## Directions for this task
Set out the rows as a numbered list, from the first line up to and including the line with "col-header-12-sub: в т.", leaving out any blank lines.

## Entries supplied
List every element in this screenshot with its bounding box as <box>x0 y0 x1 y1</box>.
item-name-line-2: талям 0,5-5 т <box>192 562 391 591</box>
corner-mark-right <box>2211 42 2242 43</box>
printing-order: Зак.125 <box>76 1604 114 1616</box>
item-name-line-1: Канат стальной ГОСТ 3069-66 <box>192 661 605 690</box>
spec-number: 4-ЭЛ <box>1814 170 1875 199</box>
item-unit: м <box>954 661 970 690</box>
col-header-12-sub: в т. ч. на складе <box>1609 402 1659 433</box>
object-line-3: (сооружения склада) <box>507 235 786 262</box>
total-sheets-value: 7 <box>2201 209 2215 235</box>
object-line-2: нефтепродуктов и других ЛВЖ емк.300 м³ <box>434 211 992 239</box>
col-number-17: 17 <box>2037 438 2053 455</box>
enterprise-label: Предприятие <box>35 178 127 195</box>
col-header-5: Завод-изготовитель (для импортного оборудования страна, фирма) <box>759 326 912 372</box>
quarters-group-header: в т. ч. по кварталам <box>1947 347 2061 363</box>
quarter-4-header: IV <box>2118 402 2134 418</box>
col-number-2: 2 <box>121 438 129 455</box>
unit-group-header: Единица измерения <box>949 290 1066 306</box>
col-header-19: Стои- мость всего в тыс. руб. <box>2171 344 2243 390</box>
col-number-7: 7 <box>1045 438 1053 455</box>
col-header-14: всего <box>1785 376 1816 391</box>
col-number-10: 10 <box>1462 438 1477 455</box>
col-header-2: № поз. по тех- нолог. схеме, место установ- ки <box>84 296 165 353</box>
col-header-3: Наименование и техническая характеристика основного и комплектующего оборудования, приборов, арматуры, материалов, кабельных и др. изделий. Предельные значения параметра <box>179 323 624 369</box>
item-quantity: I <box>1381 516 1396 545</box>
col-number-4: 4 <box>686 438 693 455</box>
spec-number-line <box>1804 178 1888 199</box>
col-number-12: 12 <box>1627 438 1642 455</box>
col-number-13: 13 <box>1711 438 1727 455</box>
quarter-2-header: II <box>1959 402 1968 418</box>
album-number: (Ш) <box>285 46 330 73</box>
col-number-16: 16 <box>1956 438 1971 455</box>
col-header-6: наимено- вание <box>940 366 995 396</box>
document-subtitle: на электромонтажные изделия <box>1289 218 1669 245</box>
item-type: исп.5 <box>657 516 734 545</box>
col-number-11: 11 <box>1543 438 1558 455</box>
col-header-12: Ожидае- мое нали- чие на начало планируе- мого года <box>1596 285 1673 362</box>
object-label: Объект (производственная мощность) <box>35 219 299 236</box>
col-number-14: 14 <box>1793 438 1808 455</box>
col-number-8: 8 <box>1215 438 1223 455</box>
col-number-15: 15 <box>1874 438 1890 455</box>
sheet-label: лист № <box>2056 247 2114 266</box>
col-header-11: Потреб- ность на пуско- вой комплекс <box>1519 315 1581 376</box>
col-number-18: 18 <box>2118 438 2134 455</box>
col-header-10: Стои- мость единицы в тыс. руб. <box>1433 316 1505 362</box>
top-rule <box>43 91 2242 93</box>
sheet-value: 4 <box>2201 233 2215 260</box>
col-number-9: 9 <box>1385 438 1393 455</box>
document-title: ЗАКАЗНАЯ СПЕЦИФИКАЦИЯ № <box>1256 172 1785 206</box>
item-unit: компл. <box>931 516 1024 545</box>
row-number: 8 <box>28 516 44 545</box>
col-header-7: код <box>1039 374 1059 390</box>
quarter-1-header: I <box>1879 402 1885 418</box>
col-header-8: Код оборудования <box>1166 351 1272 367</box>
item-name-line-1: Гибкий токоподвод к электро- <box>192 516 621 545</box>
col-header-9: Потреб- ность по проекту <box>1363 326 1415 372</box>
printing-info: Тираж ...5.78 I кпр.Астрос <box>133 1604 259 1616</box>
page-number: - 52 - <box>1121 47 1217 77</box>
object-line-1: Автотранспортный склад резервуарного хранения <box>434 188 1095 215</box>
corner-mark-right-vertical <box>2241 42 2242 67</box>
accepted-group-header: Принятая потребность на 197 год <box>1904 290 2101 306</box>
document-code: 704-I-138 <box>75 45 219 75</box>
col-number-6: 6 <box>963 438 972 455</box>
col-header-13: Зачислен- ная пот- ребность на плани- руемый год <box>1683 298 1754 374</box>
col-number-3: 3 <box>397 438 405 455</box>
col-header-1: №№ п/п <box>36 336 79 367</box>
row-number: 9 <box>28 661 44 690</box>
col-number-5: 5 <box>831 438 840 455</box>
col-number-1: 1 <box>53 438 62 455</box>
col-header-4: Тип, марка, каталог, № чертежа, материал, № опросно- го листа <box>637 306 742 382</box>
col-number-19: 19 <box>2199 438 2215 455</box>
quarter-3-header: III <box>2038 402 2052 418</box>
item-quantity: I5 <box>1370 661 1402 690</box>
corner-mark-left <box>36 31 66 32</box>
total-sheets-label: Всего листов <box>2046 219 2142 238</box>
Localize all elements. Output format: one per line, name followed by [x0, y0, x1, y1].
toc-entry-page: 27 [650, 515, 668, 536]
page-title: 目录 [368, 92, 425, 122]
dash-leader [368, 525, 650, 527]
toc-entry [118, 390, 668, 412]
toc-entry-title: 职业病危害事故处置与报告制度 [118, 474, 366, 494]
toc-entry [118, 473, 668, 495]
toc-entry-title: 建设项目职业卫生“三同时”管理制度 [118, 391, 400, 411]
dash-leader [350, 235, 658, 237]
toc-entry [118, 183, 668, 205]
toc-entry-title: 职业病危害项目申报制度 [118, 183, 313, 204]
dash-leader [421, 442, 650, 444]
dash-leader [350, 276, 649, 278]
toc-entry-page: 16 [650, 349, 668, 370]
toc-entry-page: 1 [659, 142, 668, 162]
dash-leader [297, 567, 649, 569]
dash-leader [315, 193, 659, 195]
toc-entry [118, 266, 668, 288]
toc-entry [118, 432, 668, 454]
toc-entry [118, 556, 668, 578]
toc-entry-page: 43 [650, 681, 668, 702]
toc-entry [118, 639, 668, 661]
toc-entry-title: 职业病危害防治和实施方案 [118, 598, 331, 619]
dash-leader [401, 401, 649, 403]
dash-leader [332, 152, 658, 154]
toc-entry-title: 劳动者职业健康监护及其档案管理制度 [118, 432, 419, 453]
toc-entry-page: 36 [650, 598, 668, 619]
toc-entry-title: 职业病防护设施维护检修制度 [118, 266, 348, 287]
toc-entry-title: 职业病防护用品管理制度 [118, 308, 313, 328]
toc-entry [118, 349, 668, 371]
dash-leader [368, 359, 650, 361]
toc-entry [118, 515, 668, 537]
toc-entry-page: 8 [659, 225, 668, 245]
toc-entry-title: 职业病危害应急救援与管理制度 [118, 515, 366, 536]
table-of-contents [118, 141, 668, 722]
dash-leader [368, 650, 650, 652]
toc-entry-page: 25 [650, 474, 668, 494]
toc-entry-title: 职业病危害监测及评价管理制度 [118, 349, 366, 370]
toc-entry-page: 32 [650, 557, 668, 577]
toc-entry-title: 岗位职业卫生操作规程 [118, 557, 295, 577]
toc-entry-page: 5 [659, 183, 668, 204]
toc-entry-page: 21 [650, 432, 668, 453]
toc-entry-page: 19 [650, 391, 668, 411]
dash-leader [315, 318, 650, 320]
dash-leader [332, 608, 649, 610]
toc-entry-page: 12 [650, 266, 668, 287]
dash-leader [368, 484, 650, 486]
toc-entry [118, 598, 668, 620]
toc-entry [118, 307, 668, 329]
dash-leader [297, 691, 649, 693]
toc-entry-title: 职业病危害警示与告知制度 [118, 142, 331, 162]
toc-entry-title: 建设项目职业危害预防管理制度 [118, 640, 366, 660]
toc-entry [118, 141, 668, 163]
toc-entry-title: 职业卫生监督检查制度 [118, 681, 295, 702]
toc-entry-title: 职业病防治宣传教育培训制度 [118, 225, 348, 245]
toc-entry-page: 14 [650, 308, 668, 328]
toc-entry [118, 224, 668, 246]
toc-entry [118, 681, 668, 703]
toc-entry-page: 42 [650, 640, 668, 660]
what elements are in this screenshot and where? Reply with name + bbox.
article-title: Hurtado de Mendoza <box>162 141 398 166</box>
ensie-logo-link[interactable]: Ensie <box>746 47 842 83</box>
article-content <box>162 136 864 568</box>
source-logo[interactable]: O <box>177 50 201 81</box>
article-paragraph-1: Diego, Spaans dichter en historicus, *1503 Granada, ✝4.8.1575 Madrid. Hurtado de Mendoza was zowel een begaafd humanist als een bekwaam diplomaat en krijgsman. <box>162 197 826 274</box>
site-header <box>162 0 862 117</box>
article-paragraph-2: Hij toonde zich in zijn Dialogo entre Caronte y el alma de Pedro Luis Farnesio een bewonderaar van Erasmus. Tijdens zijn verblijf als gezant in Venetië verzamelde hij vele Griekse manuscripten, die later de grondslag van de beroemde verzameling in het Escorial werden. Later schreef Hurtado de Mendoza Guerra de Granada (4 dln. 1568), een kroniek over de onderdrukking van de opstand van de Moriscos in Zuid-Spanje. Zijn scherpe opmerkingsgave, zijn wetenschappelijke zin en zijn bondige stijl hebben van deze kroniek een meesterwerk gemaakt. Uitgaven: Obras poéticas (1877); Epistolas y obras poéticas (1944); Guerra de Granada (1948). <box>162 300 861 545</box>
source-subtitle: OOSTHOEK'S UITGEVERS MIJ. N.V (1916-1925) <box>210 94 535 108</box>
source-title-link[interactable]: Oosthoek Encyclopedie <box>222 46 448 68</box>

## Expected answer
1. List every element in this screenshot with its bounding box as <box>x0 y0 x1 y1</box>.
2. item-name-line-2: талям 0,5-5 т <box>192 562 391 591</box>
3. corner-mark-right <box>2211 42 2242 43</box>
4. printing-order: Зак.125 <box>76 1604 114 1616</box>
5. item-name-line-1: Канат стальной ГОСТ 3069-66 <box>192 661 605 690</box>
6. spec-number: 4-ЭЛ <box>1814 170 1875 199</box>
7. item-unit: м <box>954 661 970 690</box>
8. col-header-12-sub: в т. ч. на складе <box>1609 402 1659 433</box>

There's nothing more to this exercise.